[WORK INSTRUCTIONS]
a - For the article on the health-care reform law, decide whether each statement agrees with it. Give yes or no for each one, and quote the words that decide it. (i) Everything in the law takes effect this year. (ii) The tax credit for small-business owners will rise from 35 percent to 50 percent in 2014. (iii) Sebelius said she is worried about the state lawsuits against the law.
b - Answer these questions using the article on the health-care reform law.
(i) At what event did Sebelius speak about the law?
(ii) How much is the rebate check for senior citizens who have hit the "doughnut hole"?
(iii) Until what age can young adults stay on their parents' health insurance?
c - Transcribe the article on the health-care reform law from "Secretary of Health" to "about new regulations.".

[EXCERPTED TEXT]
--- START ---
WASHINGTON – It can be difficult to decipher the information found in the thousands of pages in the Affordable Health Care for America Act,especially with nearly $200 million worth of ads bombarding Americans.
Secretary of Health and Human Services Kathleen Sebelius said she would be surprised if the American people did not have questions about the new law,given how complex the health-care system already is.
Sebelius spoke about how the health-care reform law will increase health security at a National Press Club luncheon Tuesday in an effort outline the truth about new regulations.
“The law President Obama signed will give Americans more control over their health care,” Sebelius said.
It is important for people to realize that if individuals or families like their current doctors or health plans,they can keep them,she said. Health-care reform is building on the current health-care system,not destroying it.
She listed three key changes:
- The reform makes sure every American who has a health insurance policy has security by creating a series of “common-sense rules” that ensure insurance companies treat consumers fairly
- It makes insurance more affordable for millions of Americans by creating a new insurance marketplace.
- It brings down costs in the “broadest cost-cutting package ever.”
New regulations will be put in place this year,Sebelius said. However,it will be 2014 before everything in the health-care reform law goes into effect.
“The law implements reform quickly but not all at once,” she said. “Instead,they'll fit together like puzzle pieces.”
The following provisions go into effect this year:
- Senior citizens who have hit the “doughnut hole” or the Medicare prescription drug gap will get a $250 rebate check between June 15 and the end of the year.
- Small-business owners will get a 35 percent tax credit on health premiums that will increase to 50 percent in 2014,according to HealthReform.gov.
- A new rule ends lifetime caps on health-insurance benefits.
- Health insurance companies will be prohibited from refusing to cover children with pre-existing conditions.
- A temporary program will be available for adults who are excluded from insurance because of pre-existing conditions.
- Young adults can stay on their parents' heath insurance until they turn 26.
The 2010 reforms build on significant improvements made to the health-care system in 2009,such as the Children's Health Insurance Program Reauthorization Act and Recovery Act,Sebelius said.
Sebelius said she is not worried about lawsuits filed by several states seeking to overturn the law.
“I am confident the law is on solid constitutional grounds,” she said.
Sebelius said the new law is “incredibly state friendly.”
--- END ---
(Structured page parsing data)
--- START ---
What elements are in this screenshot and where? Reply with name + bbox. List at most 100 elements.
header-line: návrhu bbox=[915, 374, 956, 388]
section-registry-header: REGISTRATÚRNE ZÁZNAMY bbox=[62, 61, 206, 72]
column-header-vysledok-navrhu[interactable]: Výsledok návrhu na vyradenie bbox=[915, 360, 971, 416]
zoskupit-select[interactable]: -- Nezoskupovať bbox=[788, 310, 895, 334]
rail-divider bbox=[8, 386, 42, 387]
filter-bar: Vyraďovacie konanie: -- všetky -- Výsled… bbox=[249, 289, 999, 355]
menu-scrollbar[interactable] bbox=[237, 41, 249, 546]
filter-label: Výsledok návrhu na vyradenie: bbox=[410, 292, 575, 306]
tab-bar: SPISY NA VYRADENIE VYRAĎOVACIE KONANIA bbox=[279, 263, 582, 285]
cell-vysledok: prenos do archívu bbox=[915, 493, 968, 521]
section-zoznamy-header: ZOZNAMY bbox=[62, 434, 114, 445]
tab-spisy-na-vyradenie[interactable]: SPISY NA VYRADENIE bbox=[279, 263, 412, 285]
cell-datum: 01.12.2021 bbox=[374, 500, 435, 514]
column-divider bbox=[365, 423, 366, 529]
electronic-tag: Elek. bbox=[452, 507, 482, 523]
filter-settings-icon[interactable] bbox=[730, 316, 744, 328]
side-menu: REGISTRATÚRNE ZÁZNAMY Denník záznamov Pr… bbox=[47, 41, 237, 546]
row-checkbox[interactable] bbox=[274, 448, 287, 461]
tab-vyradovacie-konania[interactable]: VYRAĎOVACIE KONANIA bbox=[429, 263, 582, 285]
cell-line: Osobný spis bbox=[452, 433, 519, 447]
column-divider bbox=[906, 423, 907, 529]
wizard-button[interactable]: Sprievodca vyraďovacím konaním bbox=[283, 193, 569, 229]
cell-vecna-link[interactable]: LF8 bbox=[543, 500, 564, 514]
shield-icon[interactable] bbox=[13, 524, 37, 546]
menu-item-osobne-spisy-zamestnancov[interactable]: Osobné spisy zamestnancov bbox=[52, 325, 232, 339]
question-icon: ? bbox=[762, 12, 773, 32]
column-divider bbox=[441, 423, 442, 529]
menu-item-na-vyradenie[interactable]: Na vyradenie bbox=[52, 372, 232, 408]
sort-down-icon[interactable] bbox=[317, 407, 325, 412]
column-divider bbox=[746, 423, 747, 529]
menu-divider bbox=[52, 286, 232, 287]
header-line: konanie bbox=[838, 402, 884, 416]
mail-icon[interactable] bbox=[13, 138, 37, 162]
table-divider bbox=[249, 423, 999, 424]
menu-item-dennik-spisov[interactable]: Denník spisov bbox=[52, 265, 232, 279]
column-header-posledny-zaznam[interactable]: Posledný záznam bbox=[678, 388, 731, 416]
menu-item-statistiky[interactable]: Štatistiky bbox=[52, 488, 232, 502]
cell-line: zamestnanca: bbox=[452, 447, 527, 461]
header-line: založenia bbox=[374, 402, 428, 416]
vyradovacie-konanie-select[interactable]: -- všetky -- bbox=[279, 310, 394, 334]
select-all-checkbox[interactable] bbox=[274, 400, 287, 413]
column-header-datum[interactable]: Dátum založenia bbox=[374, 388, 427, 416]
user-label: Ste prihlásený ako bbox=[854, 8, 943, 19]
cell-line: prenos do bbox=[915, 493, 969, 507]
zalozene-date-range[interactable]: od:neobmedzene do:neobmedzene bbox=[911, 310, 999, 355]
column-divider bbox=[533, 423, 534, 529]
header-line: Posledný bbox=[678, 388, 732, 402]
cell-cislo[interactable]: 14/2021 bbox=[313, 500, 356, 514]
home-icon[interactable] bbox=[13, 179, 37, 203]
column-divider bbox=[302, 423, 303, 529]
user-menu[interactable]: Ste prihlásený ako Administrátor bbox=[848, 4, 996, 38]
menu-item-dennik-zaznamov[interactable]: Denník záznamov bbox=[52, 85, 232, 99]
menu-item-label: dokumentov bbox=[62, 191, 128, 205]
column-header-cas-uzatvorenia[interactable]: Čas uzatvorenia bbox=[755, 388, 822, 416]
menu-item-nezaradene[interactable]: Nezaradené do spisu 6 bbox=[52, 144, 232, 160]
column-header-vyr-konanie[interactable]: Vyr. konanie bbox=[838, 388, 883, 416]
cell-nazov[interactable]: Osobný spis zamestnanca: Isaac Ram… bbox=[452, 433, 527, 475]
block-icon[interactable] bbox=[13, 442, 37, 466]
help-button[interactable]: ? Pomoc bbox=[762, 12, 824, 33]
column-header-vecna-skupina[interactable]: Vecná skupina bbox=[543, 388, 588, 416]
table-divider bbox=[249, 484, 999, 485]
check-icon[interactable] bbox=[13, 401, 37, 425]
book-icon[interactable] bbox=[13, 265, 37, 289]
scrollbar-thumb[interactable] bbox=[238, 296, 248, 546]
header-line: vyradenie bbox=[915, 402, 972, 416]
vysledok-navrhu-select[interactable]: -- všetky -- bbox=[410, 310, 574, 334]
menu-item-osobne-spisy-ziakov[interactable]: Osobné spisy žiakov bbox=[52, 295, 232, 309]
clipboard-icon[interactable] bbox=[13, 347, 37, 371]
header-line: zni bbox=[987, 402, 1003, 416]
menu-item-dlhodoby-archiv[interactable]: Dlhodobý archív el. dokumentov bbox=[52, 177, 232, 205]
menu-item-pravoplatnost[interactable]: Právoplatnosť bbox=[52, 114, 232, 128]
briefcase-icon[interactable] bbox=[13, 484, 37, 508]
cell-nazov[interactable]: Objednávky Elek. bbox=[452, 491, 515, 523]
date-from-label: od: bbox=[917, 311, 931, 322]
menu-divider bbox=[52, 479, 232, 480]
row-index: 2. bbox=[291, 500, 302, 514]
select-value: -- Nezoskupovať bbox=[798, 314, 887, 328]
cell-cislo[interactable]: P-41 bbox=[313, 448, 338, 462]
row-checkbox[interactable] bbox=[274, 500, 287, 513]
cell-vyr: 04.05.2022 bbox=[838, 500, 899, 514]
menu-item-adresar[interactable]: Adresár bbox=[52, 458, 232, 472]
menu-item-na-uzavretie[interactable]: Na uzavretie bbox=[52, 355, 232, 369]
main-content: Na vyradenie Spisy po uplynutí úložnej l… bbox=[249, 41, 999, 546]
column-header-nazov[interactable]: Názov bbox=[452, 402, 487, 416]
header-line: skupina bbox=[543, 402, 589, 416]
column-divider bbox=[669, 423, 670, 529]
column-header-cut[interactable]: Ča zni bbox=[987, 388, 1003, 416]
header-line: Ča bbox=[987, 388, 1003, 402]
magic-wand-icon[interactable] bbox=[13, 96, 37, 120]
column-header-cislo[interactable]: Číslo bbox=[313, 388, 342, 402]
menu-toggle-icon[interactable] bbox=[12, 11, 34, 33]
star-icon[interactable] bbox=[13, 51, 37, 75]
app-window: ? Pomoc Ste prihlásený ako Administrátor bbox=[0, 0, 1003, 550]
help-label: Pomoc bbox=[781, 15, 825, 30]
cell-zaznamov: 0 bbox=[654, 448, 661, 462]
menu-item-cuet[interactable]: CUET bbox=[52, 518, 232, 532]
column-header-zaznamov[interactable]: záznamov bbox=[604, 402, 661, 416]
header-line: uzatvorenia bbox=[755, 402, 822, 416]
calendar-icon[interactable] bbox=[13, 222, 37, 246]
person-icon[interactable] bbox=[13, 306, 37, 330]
--- END ---
[LIST OF SOLUTIONS]
a -
(i) No: "However,it will be 2014 before everything in the health-care reform law goes into effect."
(ii) Yes: "Small-business owners will get a 35 percent tax credit on health premiums that will increase to 50 percent in 2014"
(iii) No: "Sebelius said she is not worried about lawsuits filed by several states seeking to overturn the law."

b -
(i) A National Press Club luncheon on Tuesday
(ii) $250
(iii) Until they turn 26

c -
Secretary of Health and Human Services Kathleen Sebelius said she would be surprised if the American people did not have questions about the new law,given how complex the health-care system already is.
Sebelius spoke about how the health-care reform law will increase health security at a National Press Club luncheon Tuesday in an effort outline the truth about new regulations.